Given problem:
Show only lines that include "پنجاب".

START Listed records

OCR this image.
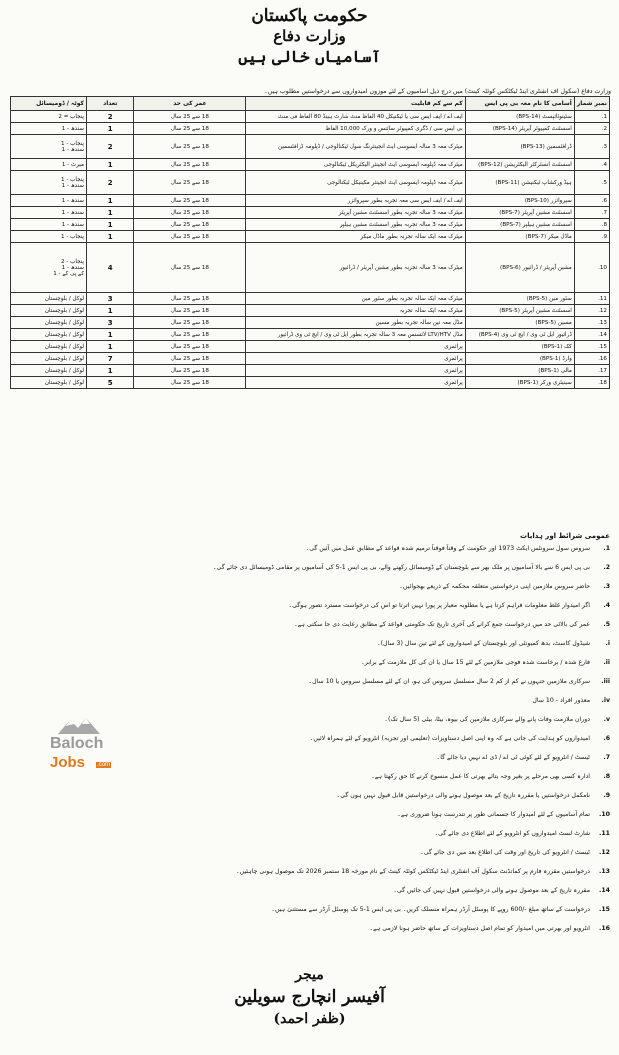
حکومت پاکستان
وزارت دفاع
آسامیاں خالی ہیں
وزارت دفاع (سکول آف انفنٹری اینڈ ٹیکٹکس کوئٹہ کینٹ) میں درج ذیل آسامیوں کے لئے موزوں امیدواروں سے درخواستیں مطلوب ہیں۔
نمبر شمار	آسامی کا نام معہ بی پی ایس	کم سے کم قابلیت	عمر کی حد	تعداد	کوٹہ / ڈومیسائل
1.	سٹینوٹائپسٹ (BPS-14)	ایف اے / ایف ایس سی یا ٹیکنیکل 40 الفاظ منٹ شارٹ ہینڈ 80 الفاظ فی منٹ	18 سے 25 سال	2	پنجاب = 2

2.	اسسٹنٹ کمپیوٹر آپریٹر (BPS-14)	بی ایس سی / ڈگری کمپیوٹر سائنس و ورک 10,000 الفاظ	18 سے 25 سال	1	سندھ - 1

3.	ڈرافٹسمین (BPS-13)	میٹرک معہ 3 سالہ ایسوسی ایٹ انجینئرنگ سول ٹیکنالوجی / ڈپلومہ ڈرافٹسمین	18 سے 25 سال	2	پنجاب - 1
سندھ - 1

4.	اسسٹنٹ انسٹرکٹر الیکٹریشن (BPS-12)	میٹرک معہ ڈپلومہ ایسوسی ایٹ انجینئر الیکٹریکل ٹیکنالوجی	18 سے 25 سال	1	میرٹ - 1

5.	ہیڈ ورکشاپ ٹیکنیشن (BPS-11)	میٹرک معہ ڈپلومہ ایسوسی ایٹ انجینئر مکینیکل ٹیکنالوجی	18 سے 25 سال	2	پنجاب - 1
سندھ - 1

6.	سپروائزر (BPS-10)	ایف اے / ایف ایس سی معہ تجربہ بطور سپروائزر	18 سے 25 سال	1	سندھ - 1

7.	اسسٹنٹ مشین آپریٹر (BPS-7)	میٹرک معہ 3 سالہ تجربہ بطور اسسٹنٹ مشین آپریٹر	18 سے 25 سال	1	سندھ - 1

8.	اسسٹنٹ مشین ہیلپر (BPS-7)	میٹرک معہ 3 سالہ تجربہ بطور اسسٹنٹ مشین ہیلپر	18 سے 25 سال	1	سندھ - 1

9.	ماڈل میکر (BPS-7)	میٹرک معہ ایک سالہ تجربہ بطور ماڈل میکر	18 سے 25 سال	1	پنجاب - 1

10.	مشین آپریٹر / ڈرائیور (BPS-6)	میٹرک معہ 3 سالہ تجربہ بطور مشین آپریٹر / ڈرائیور	18 سے 25 سال	4	پنجاب - 2
سندھ - 1
کے پی کے - 1

11.	سٹور مین (BPS-5)	میٹرک معہ ایک سالہ تجربہ بطور سٹور مین	18 سے 25 سال	3	لوکل / بلوچستان

12.	اسسٹنٹ مشین آپریٹر (BPS-5)	میٹرک معہ ایک سالہ تجربہ	18 سے 25 سال	1	لوکل / بلوچستان

13.	مسین (BPS-5)	مڈل معہ تین سالہ تجربہ بطور مسین	18 سے 25 سال	3	لوکل / بلوچستان

14.	ڈرائیور ایل ٹی وی / ایچ ٹی وی (BPS-4)	مڈل LTV/HTV لائسنس معہ 3 سالہ تجربہ بطور ایل ٹی وی / ایچ ٹی وی ڈرائیور	18 سے 25 سال	1	لوکل / بلوچستان

15.	کک (BPS-1)	پرائمری	18 سے 25 سال	1	لوکل / بلوچستان

16.	وارڈ (BPS-1)	پرائمری	18 سے 25 سال	7	لوکل / بلوچستان

17.	مالی (BPS-1)	پرائمری	18 سے 25 سال	1	لوکل / بلوچستان

18.	سینیٹری ورکر (BPS-1)	پرائمری	18 سے 25 سال	5	لوکل / بلوچستان
عمومی شرائط اور ہدایات
1. سروس سول سرونٹس ایکٹ 1973 اور حکومت کے وقتاً فوقتاً ترمیم شدہ قواعد کے مطابق عمل میں آئیں گی۔
2. بی پی ایس 6 سے بالا آسامیوں پر ملک بھر سے بلوچستان کے ڈومیسائل رکھنے والے، بی پی ایس 1-5 کی آسامیوں پر مقامی ڈومیسائل دی جائے گی۔
3. حاضر سروس ملازمین اپنی درخواستیں متعلقہ محکمہ کے ذریعے بھجوائیں۔
4. اگر امیدوار غلط معلومات فراہم کرتا ہے یا مطلوبہ معیار پر پورا نہیں اترتا تو اس کی درخواست مسترد تصور ہوگی۔
5. عمر کی بالائی حد میں درخواست جمع کرانے کی آخری تاریخ تک حکومتی قواعد کے مطابق رعایت دی جا سکتی ہے۔
i. شیڈول کاسٹ، بدھ کمیونٹی اور بلوچستان کے امیدواروں کے لئے تین سال (3 سال)۔
ii. فارغ شدہ / برخاست شدہ فوجی ملازمین کے لئے 15 سال یا ان کی کل ملازمت کے برابر۔
iii. سرکاری ملازمین جنہوں نے کم از کم 2 سال مسلسل سروس کی ہو، ان کے لئے مسلسل سروس یا 10 سال۔
iv. معذور افراد - 10 سال
v. دوران ملازمت وفات پانے والے سرکاری ملازمین کی بیوہ، بیٹا، بیٹی (5 سال تک)۔
6. امیدواروں کو ہدایت کی جاتی ہے کہ وہ اپنی اصل دستاویزات (تعلیمی اور تجربہ) انٹرویو کے لئے ہمراہ لائیں۔
7. ٹیسٹ / انٹرویو کے لئے کوئی ٹی اے / ڈی اے نہیں دیا جائے گا۔
8. ادارہ کسی بھی مرحلے پر بغیر وجہ بتائے بھرتی کا عمل منسوخ کرنے کا حق رکھتا ہے۔
9. نامکمل درخواستیں یا مقررہ تاریخ کے بعد موصول ہونے والی درخواستیں قابل قبول نہیں ہوں گی۔
10. تمام آسامیوں کے لئے امیدوار کا جسمانی طور پر تندرست ہونا ضروری ہے۔
11. شارٹ لسٹ امیدواروں کو انٹرویو کے لئے اطلاع دی جائے گی۔
12. ٹیسٹ / انٹرویو کی تاریخ اور وقت کی اطلاع بعد میں دی جائے گی۔
13. درخواستیں مقررہ فارم پر کمانڈنٹ سکول آف انفنٹری اینڈ ٹیکٹکس کوئٹہ کینٹ کے نام مورخہ 18 ستمبر 2026 تک موصول ہونی چاہئیں۔
14. مقررہ تاریخ کے بعد موصول ہونے والی درخواستیں قبول نہیں کی جائیں گی۔
15. درخواست کے ساتھ مبلغ -/600 روپے کا پوسٹل آرڈر ہمراہ منسلک کریں۔ بی پی ایس 1-5 تک پوسٹل آرڈر سے مستثنیٰ ہیں۔
16. انٹرویو اور بھرتی میں امیدوار کو تمام اصل دستاویزات کے ساتھ حاضر ہونا لازمی ہے۔
Baloch
Jobs .com
میجر
آفیسر انچارج سویلین
(ظفر احمد)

END Listed records

Result of the task:
1.	سٹینوٹائپسٹ (BPS-14)	ایف اے / ایف ایس سی یا ٹیکنیکل 40 الفاظ منٹ شارٹ ہینڈ 80 الفاظ فی منٹ	18 سے 25 سال	2	پنجاب = 2
3.	ڈرافٹسمین (BPS-13)	میٹرک معہ 3 سالہ ایسوسی ایٹ انجینئرنگ سول ٹیکنالوجی / ڈپلومہ ڈرافٹسمین	18 سے 25 سال	2	پنجاب - 1
5.	ہیڈ ورکشاپ ٹیکنیشن (BPS-11)	میٹرک معہ ڈپلومہ ایسوسی ایٹ انجینئر مکینیکل ٹیکنالوجی	18 سے 25 سال	2	پنجاب - 1
9.	ماڈل میکر (BPS-7)	میٹرک معہ ایک سالہ تجربہ بطور ماڈل میکر	18 سے 25 سال	1	پنجاب - 1
10.	مشین آپریٹر / ڈرائیور (BPS-6)	میٹرک معہ 3 سالہ تجربہ بطور مشین آپریٹر / ڈرائیور	18 سے 25 سال	4	پنجاب - 2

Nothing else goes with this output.